__Exercise goal__:
The answer is a single number: how many lines hold the string "DEWI".

__Dataset records__:
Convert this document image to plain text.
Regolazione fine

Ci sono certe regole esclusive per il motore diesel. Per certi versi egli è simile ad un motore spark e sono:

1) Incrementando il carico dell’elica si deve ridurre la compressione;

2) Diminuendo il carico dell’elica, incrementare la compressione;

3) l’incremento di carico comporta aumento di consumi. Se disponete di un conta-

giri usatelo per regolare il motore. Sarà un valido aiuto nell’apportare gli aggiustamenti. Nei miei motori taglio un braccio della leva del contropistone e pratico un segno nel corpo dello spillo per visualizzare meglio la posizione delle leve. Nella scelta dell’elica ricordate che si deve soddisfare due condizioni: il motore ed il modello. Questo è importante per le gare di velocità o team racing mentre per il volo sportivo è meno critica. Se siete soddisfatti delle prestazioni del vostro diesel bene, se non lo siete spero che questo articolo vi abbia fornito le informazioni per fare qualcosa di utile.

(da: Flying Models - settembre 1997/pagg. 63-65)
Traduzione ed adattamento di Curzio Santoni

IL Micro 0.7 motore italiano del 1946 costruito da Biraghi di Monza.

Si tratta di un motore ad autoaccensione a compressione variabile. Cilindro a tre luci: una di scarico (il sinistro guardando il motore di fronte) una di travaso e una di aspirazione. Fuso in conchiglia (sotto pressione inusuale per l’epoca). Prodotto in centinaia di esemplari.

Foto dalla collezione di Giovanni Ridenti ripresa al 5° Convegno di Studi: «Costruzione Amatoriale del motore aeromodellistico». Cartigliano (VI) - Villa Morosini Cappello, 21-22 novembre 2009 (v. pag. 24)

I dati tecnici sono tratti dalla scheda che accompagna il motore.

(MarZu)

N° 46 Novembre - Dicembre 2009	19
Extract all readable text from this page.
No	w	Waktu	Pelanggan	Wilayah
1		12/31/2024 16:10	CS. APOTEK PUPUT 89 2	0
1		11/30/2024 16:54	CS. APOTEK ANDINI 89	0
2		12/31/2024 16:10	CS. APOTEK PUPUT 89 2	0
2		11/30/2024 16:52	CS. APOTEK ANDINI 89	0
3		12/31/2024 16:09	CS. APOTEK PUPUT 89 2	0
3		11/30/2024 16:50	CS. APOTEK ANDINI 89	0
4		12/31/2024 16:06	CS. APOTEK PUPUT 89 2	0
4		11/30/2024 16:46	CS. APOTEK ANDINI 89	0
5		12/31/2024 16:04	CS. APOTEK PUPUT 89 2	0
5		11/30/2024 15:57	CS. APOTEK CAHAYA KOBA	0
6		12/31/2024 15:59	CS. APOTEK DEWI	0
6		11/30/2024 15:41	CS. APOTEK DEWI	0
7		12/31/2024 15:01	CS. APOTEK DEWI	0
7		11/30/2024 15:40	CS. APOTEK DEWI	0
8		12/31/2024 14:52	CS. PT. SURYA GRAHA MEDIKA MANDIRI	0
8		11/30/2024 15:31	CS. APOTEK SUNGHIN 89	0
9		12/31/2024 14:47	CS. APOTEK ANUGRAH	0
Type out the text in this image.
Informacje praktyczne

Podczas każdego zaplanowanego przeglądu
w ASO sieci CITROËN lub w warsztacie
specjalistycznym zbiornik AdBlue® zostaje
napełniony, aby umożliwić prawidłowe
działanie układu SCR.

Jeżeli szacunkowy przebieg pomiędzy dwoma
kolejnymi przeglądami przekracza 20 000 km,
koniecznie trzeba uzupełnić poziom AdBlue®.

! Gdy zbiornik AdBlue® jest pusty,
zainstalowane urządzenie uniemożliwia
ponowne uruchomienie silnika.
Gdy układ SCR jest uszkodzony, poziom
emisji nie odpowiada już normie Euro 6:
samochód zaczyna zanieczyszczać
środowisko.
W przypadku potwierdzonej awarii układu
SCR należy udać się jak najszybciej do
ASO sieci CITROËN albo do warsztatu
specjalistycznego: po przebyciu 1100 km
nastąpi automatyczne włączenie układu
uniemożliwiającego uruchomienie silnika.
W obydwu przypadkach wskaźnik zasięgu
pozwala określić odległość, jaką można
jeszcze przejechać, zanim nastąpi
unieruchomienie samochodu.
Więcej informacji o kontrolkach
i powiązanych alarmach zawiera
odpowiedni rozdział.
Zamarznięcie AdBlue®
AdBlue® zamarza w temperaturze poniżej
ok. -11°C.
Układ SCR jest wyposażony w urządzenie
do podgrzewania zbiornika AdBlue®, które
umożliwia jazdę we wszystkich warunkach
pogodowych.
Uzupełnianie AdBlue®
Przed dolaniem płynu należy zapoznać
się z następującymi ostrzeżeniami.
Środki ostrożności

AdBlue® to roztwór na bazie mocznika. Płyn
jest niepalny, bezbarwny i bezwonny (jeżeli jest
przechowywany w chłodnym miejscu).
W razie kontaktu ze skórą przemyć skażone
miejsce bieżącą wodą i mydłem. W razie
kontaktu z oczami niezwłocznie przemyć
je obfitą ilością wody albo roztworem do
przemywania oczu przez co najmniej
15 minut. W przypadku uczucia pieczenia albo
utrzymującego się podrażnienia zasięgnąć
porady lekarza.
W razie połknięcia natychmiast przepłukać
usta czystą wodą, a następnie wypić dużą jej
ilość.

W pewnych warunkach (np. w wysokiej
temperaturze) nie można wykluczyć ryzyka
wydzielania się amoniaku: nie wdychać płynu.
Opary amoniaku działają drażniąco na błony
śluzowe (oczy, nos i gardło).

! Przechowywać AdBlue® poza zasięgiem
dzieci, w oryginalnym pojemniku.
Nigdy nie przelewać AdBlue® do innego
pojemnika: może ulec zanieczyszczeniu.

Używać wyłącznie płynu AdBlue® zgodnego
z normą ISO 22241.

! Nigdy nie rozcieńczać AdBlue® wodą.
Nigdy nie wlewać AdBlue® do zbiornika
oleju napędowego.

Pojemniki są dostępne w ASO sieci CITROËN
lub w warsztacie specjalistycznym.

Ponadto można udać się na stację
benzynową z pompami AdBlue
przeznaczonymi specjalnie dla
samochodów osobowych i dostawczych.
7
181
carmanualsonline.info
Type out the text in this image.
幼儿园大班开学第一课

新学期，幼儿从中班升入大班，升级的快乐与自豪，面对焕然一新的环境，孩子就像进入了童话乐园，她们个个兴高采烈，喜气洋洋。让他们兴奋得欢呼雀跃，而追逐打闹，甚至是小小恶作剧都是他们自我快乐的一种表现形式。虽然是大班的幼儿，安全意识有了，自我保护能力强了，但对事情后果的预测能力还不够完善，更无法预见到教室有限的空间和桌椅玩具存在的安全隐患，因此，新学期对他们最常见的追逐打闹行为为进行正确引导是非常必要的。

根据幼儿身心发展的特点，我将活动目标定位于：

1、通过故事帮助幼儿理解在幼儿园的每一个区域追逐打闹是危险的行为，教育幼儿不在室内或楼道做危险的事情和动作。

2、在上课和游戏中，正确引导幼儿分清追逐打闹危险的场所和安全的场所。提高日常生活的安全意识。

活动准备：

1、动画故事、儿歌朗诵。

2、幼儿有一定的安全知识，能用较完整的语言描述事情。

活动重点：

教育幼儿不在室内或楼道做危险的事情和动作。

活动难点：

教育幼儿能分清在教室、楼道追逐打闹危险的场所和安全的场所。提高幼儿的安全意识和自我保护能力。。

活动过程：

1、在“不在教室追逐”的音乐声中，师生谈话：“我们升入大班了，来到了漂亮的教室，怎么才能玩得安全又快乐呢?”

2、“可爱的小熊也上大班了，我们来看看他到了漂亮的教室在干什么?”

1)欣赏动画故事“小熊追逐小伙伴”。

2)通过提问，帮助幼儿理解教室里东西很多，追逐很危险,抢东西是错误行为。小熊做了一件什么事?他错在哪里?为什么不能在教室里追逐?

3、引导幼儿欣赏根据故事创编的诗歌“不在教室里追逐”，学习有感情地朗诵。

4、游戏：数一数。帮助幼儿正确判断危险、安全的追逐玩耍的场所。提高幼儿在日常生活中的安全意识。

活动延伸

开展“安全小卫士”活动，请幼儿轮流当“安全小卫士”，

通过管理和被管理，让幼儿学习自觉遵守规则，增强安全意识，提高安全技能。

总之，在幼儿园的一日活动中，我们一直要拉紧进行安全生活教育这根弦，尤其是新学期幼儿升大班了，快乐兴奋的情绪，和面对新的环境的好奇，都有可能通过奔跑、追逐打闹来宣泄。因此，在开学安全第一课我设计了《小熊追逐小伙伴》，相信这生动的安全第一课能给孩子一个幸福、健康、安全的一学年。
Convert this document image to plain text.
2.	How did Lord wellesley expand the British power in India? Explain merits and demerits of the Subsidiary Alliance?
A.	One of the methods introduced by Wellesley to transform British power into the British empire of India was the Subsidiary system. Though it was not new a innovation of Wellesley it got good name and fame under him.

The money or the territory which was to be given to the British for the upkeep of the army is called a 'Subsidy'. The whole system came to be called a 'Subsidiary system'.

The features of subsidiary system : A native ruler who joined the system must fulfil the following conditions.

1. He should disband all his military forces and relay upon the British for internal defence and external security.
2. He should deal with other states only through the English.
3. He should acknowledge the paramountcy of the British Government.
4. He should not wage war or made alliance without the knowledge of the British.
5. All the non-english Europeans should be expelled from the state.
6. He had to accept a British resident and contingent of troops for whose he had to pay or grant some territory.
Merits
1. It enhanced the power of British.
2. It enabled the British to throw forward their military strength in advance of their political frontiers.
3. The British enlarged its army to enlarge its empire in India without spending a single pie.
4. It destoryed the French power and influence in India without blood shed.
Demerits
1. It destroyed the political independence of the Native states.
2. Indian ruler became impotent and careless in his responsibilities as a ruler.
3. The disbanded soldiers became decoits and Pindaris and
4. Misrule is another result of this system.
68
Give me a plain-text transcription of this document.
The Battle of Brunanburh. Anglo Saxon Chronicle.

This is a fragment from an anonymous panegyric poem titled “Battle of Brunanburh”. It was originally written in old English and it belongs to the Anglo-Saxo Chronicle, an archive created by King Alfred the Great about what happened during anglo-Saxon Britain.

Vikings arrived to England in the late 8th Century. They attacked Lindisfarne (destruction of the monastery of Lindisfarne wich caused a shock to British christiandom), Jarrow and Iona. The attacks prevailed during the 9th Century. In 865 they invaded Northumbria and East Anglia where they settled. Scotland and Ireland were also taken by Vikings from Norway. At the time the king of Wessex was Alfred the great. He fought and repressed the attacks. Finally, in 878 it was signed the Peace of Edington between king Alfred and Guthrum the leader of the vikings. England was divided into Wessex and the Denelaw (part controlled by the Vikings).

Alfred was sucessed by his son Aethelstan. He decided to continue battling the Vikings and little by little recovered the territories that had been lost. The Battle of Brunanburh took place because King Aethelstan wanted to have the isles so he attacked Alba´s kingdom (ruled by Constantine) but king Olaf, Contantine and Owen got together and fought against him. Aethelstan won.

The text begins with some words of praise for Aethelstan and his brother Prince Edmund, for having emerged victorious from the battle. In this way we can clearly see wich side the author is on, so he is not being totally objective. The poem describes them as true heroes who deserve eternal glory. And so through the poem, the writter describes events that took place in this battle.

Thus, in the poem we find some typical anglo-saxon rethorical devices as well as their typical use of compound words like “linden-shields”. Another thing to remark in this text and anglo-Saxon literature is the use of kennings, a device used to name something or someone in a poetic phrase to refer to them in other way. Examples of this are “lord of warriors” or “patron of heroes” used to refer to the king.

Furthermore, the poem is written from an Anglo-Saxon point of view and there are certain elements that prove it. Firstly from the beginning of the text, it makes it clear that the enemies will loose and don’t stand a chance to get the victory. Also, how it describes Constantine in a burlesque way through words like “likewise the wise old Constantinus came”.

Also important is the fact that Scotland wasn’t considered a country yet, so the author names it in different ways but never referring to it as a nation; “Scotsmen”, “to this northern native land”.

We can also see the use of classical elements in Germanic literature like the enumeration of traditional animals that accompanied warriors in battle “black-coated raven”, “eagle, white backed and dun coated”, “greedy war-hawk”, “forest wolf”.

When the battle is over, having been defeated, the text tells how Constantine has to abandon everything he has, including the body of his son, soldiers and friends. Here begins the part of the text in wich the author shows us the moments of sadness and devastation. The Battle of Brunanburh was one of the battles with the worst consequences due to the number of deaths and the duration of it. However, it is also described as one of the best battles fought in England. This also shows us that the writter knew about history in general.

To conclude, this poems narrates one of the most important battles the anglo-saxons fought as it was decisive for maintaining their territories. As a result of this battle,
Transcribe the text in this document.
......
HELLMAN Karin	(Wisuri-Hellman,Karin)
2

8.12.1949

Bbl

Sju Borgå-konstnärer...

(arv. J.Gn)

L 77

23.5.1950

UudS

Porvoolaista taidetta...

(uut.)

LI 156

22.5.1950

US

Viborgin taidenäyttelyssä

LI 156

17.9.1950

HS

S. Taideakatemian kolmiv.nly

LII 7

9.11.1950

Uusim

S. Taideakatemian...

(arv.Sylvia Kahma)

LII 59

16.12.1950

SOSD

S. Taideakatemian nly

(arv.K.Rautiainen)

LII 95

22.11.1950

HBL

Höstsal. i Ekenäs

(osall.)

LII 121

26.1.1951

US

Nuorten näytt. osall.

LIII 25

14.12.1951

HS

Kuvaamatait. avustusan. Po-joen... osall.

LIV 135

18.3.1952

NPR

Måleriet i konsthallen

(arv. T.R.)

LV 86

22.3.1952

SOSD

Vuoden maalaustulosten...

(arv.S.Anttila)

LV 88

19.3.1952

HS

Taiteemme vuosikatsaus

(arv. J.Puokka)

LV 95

__The reply__:
4